• To do
Render the entries from their start through the line containing "The second guiding" as a numbered list, leaving out blank lines.

[Data records]

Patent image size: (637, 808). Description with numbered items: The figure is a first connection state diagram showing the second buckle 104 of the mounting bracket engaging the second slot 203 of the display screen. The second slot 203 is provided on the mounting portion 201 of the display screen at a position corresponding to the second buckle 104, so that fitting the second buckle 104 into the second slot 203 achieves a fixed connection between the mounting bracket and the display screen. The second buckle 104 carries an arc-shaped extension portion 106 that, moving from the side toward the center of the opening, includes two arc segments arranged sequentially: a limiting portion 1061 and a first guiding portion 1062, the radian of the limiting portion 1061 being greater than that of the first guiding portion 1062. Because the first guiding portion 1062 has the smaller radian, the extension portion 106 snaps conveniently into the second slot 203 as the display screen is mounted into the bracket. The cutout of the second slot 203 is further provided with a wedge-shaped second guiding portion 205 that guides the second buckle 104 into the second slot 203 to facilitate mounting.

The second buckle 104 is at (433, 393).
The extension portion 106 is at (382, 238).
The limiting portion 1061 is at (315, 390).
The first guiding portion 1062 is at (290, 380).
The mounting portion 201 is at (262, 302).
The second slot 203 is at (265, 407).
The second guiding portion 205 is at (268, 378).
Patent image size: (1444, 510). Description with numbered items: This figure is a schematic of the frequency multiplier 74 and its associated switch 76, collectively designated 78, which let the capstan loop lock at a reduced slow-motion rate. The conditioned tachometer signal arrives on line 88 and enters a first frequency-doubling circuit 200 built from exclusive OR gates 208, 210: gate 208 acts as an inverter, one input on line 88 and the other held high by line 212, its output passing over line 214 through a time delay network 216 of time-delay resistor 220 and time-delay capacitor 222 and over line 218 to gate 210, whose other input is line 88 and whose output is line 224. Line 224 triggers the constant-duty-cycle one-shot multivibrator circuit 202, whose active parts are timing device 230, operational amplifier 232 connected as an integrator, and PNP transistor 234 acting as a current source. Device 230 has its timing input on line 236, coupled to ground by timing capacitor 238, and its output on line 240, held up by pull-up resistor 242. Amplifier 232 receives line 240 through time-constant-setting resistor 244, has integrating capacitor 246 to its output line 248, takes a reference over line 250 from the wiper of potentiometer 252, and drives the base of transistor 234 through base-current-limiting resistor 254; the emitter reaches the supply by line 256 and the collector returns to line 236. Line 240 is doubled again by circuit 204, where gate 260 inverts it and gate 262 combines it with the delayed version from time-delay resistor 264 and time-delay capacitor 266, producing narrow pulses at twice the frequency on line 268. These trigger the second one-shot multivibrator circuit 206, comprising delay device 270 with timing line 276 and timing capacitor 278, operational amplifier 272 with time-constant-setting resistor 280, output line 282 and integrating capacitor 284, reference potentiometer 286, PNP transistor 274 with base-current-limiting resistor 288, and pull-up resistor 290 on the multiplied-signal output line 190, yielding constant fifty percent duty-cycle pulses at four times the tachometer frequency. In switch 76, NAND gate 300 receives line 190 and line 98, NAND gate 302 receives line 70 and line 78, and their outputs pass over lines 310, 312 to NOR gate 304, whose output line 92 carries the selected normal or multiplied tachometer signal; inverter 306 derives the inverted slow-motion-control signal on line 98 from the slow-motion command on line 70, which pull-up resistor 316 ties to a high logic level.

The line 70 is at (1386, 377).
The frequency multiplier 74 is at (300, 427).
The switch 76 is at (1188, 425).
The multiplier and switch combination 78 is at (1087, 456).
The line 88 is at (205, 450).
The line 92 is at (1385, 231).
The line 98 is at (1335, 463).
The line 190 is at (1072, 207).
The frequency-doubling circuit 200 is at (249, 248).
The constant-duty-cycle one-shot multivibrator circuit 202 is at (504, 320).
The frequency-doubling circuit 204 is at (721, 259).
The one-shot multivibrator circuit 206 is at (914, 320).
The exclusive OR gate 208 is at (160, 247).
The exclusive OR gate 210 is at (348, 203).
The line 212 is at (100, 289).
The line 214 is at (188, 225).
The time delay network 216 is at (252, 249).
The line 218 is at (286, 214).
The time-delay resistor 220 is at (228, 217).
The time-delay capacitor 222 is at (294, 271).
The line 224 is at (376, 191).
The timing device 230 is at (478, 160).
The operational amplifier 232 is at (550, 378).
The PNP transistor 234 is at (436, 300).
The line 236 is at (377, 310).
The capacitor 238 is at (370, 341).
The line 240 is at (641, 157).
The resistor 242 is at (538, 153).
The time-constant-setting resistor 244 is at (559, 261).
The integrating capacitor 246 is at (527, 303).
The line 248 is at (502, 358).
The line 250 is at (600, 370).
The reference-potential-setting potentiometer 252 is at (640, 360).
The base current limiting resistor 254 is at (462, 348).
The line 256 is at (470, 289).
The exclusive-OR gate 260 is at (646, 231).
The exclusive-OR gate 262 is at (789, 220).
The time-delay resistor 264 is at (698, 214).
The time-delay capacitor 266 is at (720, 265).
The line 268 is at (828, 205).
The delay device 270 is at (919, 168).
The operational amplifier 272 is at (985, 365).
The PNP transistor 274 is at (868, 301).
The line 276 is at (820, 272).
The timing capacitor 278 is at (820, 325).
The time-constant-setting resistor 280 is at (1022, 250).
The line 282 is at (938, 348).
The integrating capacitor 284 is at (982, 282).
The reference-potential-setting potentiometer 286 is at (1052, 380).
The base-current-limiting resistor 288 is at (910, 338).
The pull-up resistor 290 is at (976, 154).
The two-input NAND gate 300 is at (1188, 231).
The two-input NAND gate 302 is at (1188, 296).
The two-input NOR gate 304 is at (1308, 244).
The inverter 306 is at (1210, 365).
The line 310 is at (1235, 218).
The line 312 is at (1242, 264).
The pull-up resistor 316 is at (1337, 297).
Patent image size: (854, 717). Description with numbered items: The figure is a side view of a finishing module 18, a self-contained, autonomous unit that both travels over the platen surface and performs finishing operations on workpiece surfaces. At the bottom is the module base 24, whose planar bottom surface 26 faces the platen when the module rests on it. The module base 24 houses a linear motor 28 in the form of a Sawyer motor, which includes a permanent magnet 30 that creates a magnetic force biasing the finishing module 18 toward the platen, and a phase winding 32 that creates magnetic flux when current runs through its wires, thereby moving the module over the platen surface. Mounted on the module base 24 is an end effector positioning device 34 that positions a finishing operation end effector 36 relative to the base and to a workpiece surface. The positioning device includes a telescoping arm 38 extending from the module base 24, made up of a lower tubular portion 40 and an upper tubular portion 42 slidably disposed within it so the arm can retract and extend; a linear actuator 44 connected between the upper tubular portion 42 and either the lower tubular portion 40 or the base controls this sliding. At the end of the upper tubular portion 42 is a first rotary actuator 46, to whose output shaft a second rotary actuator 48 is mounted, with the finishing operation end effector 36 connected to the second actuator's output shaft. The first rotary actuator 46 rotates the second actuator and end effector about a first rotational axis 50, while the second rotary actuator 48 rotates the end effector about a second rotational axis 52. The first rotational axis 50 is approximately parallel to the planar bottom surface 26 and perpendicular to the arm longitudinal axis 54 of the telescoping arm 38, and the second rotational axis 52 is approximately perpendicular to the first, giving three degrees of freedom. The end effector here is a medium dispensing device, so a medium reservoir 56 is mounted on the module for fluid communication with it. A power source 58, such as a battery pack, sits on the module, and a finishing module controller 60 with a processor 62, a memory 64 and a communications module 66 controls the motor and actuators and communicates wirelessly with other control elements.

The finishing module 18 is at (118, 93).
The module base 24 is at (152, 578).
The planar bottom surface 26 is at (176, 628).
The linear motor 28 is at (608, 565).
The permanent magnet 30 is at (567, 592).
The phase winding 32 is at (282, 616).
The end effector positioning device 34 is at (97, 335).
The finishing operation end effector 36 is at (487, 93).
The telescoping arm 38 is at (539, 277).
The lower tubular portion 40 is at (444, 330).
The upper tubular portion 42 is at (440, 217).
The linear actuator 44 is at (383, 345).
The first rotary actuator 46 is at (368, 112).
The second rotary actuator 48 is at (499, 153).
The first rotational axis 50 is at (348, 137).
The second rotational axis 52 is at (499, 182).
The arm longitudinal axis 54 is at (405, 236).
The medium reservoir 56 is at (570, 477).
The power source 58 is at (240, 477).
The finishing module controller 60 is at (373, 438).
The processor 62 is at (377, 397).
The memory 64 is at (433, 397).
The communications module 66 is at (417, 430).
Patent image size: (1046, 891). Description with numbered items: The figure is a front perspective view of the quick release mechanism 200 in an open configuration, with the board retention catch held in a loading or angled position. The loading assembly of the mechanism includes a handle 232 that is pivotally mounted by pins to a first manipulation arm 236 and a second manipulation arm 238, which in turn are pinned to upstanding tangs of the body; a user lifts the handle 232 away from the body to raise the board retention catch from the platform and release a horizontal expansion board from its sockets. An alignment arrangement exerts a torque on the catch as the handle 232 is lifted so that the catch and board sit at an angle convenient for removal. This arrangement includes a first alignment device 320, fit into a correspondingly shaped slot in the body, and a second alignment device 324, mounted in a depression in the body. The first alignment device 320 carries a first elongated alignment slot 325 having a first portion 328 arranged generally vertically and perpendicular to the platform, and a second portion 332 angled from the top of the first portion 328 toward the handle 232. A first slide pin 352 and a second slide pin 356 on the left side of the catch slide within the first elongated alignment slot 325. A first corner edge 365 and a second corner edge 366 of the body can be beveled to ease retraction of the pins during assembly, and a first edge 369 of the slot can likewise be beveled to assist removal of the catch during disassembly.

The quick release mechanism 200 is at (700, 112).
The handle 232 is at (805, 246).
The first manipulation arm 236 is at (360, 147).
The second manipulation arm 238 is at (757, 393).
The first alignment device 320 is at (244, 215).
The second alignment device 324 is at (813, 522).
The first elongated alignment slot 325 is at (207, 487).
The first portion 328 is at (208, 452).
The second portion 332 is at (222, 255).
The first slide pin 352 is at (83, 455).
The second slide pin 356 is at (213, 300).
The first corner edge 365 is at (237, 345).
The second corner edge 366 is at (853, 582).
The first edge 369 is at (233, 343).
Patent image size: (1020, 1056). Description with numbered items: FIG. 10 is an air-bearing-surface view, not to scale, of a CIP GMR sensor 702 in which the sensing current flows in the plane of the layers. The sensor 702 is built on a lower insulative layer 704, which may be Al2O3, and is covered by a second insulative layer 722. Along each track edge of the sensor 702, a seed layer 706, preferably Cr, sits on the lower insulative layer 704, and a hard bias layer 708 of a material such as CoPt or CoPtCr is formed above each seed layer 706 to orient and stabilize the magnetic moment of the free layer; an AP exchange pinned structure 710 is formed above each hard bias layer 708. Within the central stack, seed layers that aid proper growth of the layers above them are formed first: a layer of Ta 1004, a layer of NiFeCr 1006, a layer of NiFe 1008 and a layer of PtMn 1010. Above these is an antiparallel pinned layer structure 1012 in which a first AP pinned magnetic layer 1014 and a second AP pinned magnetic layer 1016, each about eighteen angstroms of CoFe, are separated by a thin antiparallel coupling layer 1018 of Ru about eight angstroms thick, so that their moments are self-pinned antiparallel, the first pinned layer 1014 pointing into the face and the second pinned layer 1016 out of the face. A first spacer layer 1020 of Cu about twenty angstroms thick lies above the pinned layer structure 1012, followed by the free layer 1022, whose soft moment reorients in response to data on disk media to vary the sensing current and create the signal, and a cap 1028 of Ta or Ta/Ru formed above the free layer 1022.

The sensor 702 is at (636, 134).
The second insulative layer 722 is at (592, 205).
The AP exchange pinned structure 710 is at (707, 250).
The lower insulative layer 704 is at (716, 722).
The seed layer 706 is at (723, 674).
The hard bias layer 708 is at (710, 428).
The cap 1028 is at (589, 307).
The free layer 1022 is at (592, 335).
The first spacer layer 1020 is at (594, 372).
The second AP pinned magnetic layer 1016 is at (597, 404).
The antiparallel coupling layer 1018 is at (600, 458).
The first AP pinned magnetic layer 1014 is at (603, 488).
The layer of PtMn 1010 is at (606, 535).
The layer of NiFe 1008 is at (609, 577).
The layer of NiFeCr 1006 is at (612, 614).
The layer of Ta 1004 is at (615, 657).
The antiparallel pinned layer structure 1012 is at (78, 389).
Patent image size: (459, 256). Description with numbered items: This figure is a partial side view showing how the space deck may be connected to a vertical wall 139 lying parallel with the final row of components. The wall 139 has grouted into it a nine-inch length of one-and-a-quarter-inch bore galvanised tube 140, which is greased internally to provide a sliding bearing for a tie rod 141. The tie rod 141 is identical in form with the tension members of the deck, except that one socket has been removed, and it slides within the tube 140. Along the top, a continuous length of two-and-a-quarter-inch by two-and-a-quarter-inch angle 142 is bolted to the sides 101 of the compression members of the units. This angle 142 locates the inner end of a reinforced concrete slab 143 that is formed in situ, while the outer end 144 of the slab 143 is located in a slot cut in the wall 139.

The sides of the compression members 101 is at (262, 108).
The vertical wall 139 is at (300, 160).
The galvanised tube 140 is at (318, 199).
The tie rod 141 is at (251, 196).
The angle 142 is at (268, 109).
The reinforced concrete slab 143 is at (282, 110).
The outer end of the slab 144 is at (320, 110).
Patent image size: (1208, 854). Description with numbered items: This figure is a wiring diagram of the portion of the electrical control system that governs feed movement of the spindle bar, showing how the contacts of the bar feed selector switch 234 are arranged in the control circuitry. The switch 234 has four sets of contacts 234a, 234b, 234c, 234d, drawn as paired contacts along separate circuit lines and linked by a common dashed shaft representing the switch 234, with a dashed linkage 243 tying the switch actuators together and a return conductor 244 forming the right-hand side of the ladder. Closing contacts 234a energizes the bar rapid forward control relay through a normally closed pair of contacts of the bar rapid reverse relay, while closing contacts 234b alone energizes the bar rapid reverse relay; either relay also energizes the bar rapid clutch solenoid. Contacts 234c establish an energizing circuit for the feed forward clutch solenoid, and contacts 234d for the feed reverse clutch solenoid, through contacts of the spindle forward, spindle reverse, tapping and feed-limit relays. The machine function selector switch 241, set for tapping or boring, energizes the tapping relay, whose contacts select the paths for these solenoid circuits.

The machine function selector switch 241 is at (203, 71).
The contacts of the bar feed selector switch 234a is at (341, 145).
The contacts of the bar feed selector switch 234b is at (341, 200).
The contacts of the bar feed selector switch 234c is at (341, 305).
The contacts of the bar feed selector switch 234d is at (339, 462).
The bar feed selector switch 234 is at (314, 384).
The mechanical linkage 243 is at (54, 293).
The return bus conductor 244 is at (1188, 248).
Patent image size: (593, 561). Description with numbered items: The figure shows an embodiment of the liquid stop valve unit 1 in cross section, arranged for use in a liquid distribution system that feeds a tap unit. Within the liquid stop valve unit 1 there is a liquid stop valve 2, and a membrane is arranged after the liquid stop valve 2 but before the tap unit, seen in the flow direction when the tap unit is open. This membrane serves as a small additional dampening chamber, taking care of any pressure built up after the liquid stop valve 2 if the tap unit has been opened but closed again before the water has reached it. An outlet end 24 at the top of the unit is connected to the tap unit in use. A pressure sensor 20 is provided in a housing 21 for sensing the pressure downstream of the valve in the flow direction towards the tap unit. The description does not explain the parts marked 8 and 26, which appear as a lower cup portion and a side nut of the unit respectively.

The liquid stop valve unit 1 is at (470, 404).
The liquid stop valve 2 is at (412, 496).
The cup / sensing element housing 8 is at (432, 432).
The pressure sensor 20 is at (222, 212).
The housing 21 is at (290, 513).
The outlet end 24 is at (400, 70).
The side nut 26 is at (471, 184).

• Finished exercise
1. Patent image size: (637, 808). Description with numbered items: The figure is a first connection state diagram showing the second buckle 104 of the mounting bracket engaging the second slot 203 of the display screen. The second slot 203 is provided on the mounting portion 201 of the display screen at a position corresponding to the second buckle 104, so that fitting the second buckle 104 into the second slot 203 achieves a fixed connection between the mounting bracket and the display screen. The second buckle 104 carries an arc-shaped extension portion 106 that, moving from the side toward the center of the opening, includes two arc segments arranged sequentially: a limiting portion 1061 and a first guiding portion 1062, the radian of the limiting portion 1061 being greater than that of the first guiding portion 1062. Because the first guiding portion 1062 has the smaller radian, the extension portion 106 snaps conveniently into the second slot 203 as the display screen is mounted into the bracket. The cutout of the second slot 203 is further provided with a wedge-shaped second guiding portion 205 that guides the second buckle 104 into the second slot 203 to facilitate mounting.
2. The second buckle 104 is at (433, 393).
3. The extension portion 106 is at (382, 238).
4. The limiting portion 1061 is at (315, 390).
5. The first guiding portion 1062 is at (290, 380).
6. The mounting portion 201 is at (262, 302).
7. The second slot 203 is at (265, 407).
8. The second guiding portion 205 is at (268, 378).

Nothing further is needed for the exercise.